Write out all the data again, exactly as it stands.

(Figure record listings)
★ ★ ★ ★ ★

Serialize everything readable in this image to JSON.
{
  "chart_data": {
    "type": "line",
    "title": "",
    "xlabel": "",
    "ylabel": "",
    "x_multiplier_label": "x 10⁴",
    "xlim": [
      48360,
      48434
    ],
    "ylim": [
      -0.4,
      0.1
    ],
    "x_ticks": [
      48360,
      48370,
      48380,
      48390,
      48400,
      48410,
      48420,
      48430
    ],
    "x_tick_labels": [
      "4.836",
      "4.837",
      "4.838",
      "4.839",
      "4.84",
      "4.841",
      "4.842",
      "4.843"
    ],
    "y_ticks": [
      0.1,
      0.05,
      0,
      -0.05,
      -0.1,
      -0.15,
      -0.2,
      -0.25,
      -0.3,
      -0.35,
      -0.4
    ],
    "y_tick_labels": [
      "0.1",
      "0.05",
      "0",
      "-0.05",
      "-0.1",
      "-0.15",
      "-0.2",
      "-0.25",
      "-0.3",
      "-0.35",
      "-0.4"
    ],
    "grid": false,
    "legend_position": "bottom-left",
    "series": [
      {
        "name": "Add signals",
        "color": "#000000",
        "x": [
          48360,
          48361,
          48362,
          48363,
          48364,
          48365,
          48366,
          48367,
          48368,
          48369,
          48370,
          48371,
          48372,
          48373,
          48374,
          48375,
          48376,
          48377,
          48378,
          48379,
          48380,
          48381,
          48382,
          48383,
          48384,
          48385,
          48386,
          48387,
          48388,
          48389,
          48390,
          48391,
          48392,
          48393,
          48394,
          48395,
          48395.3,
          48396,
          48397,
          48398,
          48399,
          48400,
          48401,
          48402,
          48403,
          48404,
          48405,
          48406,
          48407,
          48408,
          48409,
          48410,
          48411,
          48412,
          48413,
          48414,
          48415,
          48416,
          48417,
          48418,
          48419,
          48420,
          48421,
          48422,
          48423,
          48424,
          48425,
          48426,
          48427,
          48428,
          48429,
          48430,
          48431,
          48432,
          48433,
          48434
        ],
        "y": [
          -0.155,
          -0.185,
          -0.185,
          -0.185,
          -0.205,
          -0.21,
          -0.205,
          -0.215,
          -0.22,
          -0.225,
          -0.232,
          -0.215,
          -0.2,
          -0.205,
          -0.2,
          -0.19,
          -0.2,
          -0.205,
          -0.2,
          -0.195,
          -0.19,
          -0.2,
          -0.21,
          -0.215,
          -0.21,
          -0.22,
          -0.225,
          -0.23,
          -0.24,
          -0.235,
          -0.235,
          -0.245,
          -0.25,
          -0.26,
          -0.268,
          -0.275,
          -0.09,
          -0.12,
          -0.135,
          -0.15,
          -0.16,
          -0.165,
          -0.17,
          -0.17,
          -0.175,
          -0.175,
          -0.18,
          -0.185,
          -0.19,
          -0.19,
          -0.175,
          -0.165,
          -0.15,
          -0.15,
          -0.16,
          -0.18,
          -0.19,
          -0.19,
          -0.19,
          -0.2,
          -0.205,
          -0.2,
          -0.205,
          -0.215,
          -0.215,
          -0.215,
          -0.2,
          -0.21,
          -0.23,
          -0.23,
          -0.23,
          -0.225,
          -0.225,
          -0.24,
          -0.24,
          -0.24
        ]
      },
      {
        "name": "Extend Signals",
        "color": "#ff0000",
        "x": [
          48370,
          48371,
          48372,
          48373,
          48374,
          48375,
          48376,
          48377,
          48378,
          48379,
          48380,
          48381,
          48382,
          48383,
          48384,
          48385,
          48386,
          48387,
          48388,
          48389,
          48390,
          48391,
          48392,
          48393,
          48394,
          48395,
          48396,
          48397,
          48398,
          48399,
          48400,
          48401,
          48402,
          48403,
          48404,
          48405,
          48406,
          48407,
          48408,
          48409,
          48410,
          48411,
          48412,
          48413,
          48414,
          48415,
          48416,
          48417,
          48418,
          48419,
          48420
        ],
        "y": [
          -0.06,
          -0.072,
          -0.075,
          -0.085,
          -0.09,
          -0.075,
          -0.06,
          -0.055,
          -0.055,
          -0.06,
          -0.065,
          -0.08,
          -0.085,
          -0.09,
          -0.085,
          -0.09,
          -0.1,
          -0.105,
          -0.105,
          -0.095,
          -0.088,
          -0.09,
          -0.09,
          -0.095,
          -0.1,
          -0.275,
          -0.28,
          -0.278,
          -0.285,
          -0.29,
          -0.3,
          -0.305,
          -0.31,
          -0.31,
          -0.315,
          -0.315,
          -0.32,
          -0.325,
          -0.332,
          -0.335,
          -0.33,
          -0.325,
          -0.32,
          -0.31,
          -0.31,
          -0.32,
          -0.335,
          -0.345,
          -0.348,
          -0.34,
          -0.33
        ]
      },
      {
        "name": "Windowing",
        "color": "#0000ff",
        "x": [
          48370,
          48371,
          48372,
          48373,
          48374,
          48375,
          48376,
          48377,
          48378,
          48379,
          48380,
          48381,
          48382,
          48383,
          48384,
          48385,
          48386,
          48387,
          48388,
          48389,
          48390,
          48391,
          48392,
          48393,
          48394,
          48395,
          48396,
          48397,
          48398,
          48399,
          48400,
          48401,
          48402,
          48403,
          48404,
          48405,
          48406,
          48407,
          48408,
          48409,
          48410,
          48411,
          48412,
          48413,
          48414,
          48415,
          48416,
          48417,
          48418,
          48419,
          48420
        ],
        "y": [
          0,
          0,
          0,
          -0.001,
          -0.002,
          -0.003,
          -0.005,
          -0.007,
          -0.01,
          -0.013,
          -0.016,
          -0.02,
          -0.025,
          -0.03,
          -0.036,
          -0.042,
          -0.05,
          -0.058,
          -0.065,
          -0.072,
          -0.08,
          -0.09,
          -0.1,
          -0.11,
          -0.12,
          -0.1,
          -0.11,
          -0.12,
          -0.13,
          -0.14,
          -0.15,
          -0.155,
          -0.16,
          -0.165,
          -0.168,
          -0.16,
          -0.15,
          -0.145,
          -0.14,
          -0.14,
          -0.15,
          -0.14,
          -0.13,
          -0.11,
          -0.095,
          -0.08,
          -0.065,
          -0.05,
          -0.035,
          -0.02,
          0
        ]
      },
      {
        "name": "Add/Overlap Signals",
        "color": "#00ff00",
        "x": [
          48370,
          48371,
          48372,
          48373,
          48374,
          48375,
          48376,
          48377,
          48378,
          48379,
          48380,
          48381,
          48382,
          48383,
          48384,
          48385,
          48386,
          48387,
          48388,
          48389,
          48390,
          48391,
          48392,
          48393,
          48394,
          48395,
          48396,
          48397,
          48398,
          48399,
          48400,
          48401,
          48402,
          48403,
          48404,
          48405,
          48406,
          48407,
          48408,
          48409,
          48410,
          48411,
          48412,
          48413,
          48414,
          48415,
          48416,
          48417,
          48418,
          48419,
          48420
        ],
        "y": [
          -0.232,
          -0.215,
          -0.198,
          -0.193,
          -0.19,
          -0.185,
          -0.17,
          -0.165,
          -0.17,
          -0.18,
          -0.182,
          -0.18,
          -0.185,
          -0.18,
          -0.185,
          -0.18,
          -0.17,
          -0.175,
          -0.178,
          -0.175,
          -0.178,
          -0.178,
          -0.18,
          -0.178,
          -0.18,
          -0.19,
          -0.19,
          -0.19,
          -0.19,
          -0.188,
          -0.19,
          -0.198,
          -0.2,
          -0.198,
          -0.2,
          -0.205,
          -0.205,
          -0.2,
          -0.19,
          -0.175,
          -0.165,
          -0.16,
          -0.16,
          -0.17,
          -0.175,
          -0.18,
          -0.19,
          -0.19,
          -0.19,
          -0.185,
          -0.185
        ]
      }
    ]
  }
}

★ ★ ★ ★ ★

> **Right answer**
Serialize everything readable in this image to JSON.
{
  "chart_data": {
    "type": "line",
    "title": "",
    "xlabel": "",
    "ylabel": "",
    "x_multiplier_label": "x 10⁴",
    "xlim": [
      48360,
      48434
    ],
    "ylim": [
      -0.4,
      0.1
    ],
    "x_ticks": [
      48360,
      48370,
      48380,
      48390,
      48400,
      48410,
      48420,
      48430
    ],
    "x_tick_labels": [
      "4.836",
      "4.837",
      "4.838",
      "4.839",
      "4.84",
      "4.841",
      "4.842",
      "4.843"
    ],
    "y_ticks": [
      0.1,
      0.05,
      0,
      -0.05,
      -0.1,
      -0.15,
      -0.2,
      -0.25,
      -0.3,
      -0.35,
      -0.4
    ],
    "y_tick_labels": [
      "0.1",
      "0.05",
      "0",
      "-0.05",
      "-0.1",
      "-0.15",
      "-0.2",
      "-0.25",
      "-0.3",
      "-0.35",
      "-0.4"
    ],
    "grid": false,
    "legend_position": "bottom-left",
    "series": [
      {
        "name": "Add signals",
        "color": "#000000",
        "x": [
          48360,
          48361,
          48362,
          48363,
          48364,
          48365,
          48366,
          48367,
          48368,
          48369,
          48370,
          48371,
          48372,
          48373,
          48374,
          48375,
          48376,
          48377,
          48378,
          48379,
          48380,
          48381,
          48382,
          48383,
          48384,
          48385,
          48386,
          48387,
          48388,
          48389,
          48390,
          48391,
          48392,
          48393,
          48394,
          48395,
          48395.3,
          48396,
          48397,
          48398,
          48399,
          48400,
          48401,
          48402,
          48403,
          48404,
          48405,
          48406,
          48407,
          48408,
          48409,
          48410,
          48411,
          48412,
          48413,
          48414,
          48415,
          48416,
          48417,
          48418,
          48419,
          48420,
          48421,
          48422,
          48423,
          48424,
          48425,
          48426,
          48427,
          48428,
          48429,
          48430,
          48431,
          48432,
          48433,
          48434
        ],
        "y": [
          -0.155,
          -0.185,
          -0.185,
          -0.185,
          -0.205,
          -0.21,
          -0.205,
          -0.215,
          -0.22,
          -0.225,
          -0.232,
          -0.215,
          -0.2,
          -0.205,
          -0.2,
          -0.19,
          -0.2,
          -0.205,
          -0.2,
          -0.195,
          -0.19,
          -0.2,
          -0.21,
          -0.215,
          -0.21,
          -0.22,
          -0.225,
          -0.23,
          -0.24,
          -0.235,
          -0.235,
          -0.245,
          -0.25,
          -0.26,
          -0.268,
          -0.275,
          -0.09,
          -0.12,
          -0.135,
          -0.15,
          -0.16,
          -0.165,
          -0.17,
          -0.17,
          -0.175,
          -0.175,
          -0.18,
          -0.185,
          -0.19,
          -0.19,
          -0.175,
          -0.165,
          -0.15,
          -0.15,
          -0.16,
          -0.18,
          -0.19,
          -0.19,
          -0.19,
          -0.2,
          -0.205,
          -0.2,
          -0.205,
          -0.215,
          -0.215,
          -0.215,
          -0.2,
          -0.21,
          -0.23,
          -0.23,
          -0.23,
          -0.225,
          -0.225,
          -0.24,
          -0.24,
          -0.24
        ]
      },
      {
        "name": "Extend Signals",
        "color": "#ff0000",
        "x": [
          48370,
          48371,
          48372,
          48373,
          48374,
          48375,
          48376,
          48377,
          48378,
          48379,
          48380,
          48381,
          48382,
          48383,
          48384,
          48385,
          48386,
          48387,
          48388,
          48389,
          48390,
          48391,
          48392,
          48393,
          48394,
          48395,
          48396,
          48397,
          48398,
          48399,
          48400,
          48401,
          48402,
          48403,
          48404,
          48405,
          48406,
          48407,
          48408,
          48409,
          48410,
          48411,
          48412,
          48413,
          48414,
          48415,
          48416,
          48417,
          48418,
          48419,
          48420
        ],
        "y": [
          -0.06,
          -0.072,
          -0.075,
          -0.085,
          -0.09,
          -0.075,
          -0.06,
          -0.055,
          -0.055,
          -0.06,
          -0.065,
          -0.08,
          -0.085,
          -0.09,
          -0.085,
          -0.09,
          -0.1,
          -0.105,
          -0.105,
          -0.095,
          -0.088,
          -0.09,
          -0.09,
          -0.095,
          -0.1,
          -0.275,
          -0.28,
          -0.278,
          -0.285,
          -0.29,
          -0.3,
          -0.305,
          -0.31,
          -0.31,
          -0.315,
          -0.315,
          -0.32,
          -0.325,
          -0.332,
          -0.335,
          -0.33,
          -0.325,
          -0.32,
          -0.31,
          -0.31,
          -0.32,
          -0.335,
          -0.345,
          -0.348,
          -0.34,
          -0.33
        ]
      },
      {
        "name": "Windowing",
        "color": "#0000ff",
        "x": [
          48370,
          48371,
          48372,
          48373,
          48374,
          48375,
          48376,
          48377,
          48378,
          48379,
          48380,
          48381,
          48382,
          48383,
          48384,
          48385,
          48386,
          48387,
          48388,
          48389,
          48390,
          48391,
          48392,
          48393,
          48394,
          48395,
          48396,
          48397,
          48398,
          48399,
          48400,
          48401,
          48402,
          48403,
          48404,
          48405,
          48406,
          48407,
          48408,
          48409,
          48410,
          48411,
          48412,
          48413,
          48414,
          48415,
          48416,
          48417,
          48418,
          48419,
          48420
        ],
        "y": [
          0,
          0,
          0,
          -0.001,
          -0.002,
          -0.003,
          -0.005,
          -0.007,
          -0.01,
          -0.013,
          -0.016,
          -0.02,
          -0.025,
          -0.03,
          -0.036,
          -0.042,
          -0.05,
          -0.058,
          -0.065,
          -0.072,
          -0.08,
          -0.09,
          -0.1,
          -0.11,
          -0.12,
          -0.1,
          -0.11,
          -0.12,
          -0.13,
          -0.14,
          -0.15,
          -0.155,
          -0.16,
          -0.165,
          -0.168,
          -0.16,
          -0.15,
          -0.145,
          -0.14,
          -0.14,
          -0.15,
          -0.14,
          -0.13,
          -0.11,
          -0.095,
          -0.08,
          -0.065,
          -0.05,
          -0.035,
          -0.02,
          0
        ]
      },
      {
        "name": "Add/Overlap Signals",
        "color": "#00ff00",
        "x": [
          48370,
          48371,
          48372,
          48373,
          48374,
          48375,
          48376,
          48377,
          48378,
          48379,
          48380,
          48381,
          48382,
          48383,
          48384,
          48385,
          48386,
          48387,
          48388,
          48389,
          48390,
          48391,
          48392,
          48393,
          48394,
          48395,
          48396,
          48397,
          48398,
          48399,
          48400,
          48401,
          48402,
          48403,
          48404,
          48405,
          48406,
          48407,
          48408,
          48409,
          48410,
          48411,
          48412,
          48413,
          48414,
          48415,
          48416,
          48417,
          48418,
          48419,
          48420
        ],
        "y": [
          -0.232,
          -0.215,
          -0.198,
          -0.193,
          -0.19,
          -0.185,
          -0.17,
          -0.165,
          -0.17,
          -0.18,
          -0.182,
          -0.18,
          -0.185,
          -0.18,
          -0.185,
          -0.18,
          -0.17,
          -0.175,
          -0.178,
          -0.175,
          -0.178,
          -0.178,
          -0.18,
          -0.178,
          -0.18,
          -0.19,
          -0.19,
          -0.19,
          -0.19,
          -0.188,
          -0.19,
          -0.198,
          -0.2,
          -0.198,
          -0.2,
          -0.205,
          -0.205,
          -0.2,
          -0.19,
          -0.175,
          -0.165,
          -0.16,
          -0.16,
          -0.17,
          -0.175,
          -0.18,
          -0.19,
          -0.19,
          -0.19,
          -0.185,
          -0.185
        ]
      }
    ]
  }
}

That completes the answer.